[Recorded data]
## start

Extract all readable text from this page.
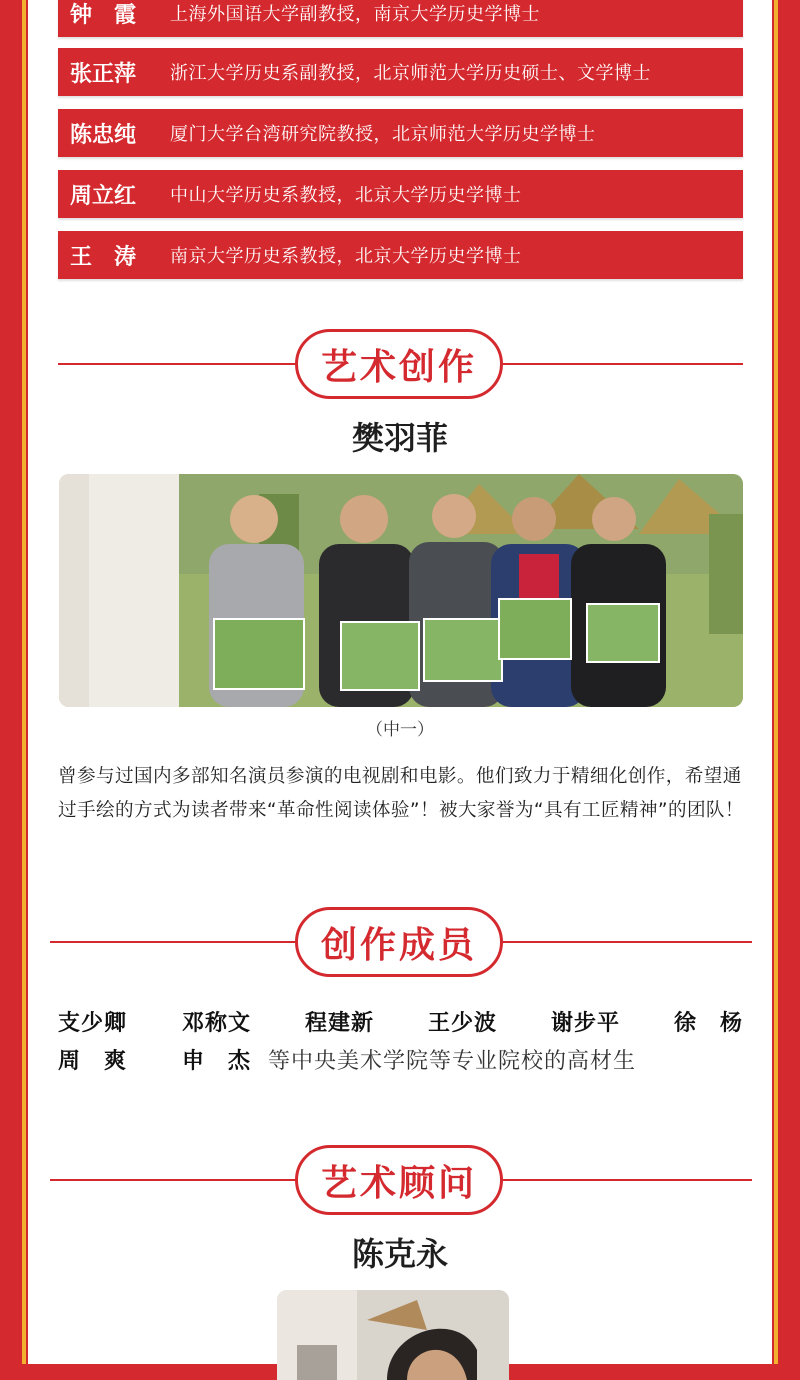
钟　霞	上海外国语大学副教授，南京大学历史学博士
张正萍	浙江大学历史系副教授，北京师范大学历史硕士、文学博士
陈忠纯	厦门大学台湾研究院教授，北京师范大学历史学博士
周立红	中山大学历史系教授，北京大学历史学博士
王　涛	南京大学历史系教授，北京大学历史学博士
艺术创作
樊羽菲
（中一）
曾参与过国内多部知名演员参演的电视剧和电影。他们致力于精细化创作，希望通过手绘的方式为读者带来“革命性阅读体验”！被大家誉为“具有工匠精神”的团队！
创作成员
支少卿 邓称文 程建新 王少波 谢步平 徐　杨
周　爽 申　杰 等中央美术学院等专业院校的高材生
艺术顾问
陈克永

## end

__WRITTEN REQUEST__.
Every record above should be written out again without change, except that the pictures are left out.

__SOLVED EXERCISE__.
Extract all readable text from this page.
钟　霞	上海外国语大学副教授，南京大学历史学博士
张正萍	浙江大学历史系副教授，北京师范大学历史硕士、文学博士
陈忠纯	厦门大学台湾研究院教授，北京师范大学历史学博士
周立红	中山大学历史系教授，北京大学历史学博士
王　涛	南京大学历史系教授，北京大学历史学博士
艺术创作
樊羽菲
（中一）
曾参与过国内多部知名演员参演的电视剧和电影。他们致力于精细化创作，希望通过手绘的方式为读者带来“革命性阅读体验”！被大家誉为“具有工匠精神”的团队！
创作成员
支少卿 邓称文 程建新 王少波 谢步平 徐　杨
周　爽 申　杰 等中央美术学院等专业院校的高材生
艺术顾问
陈克永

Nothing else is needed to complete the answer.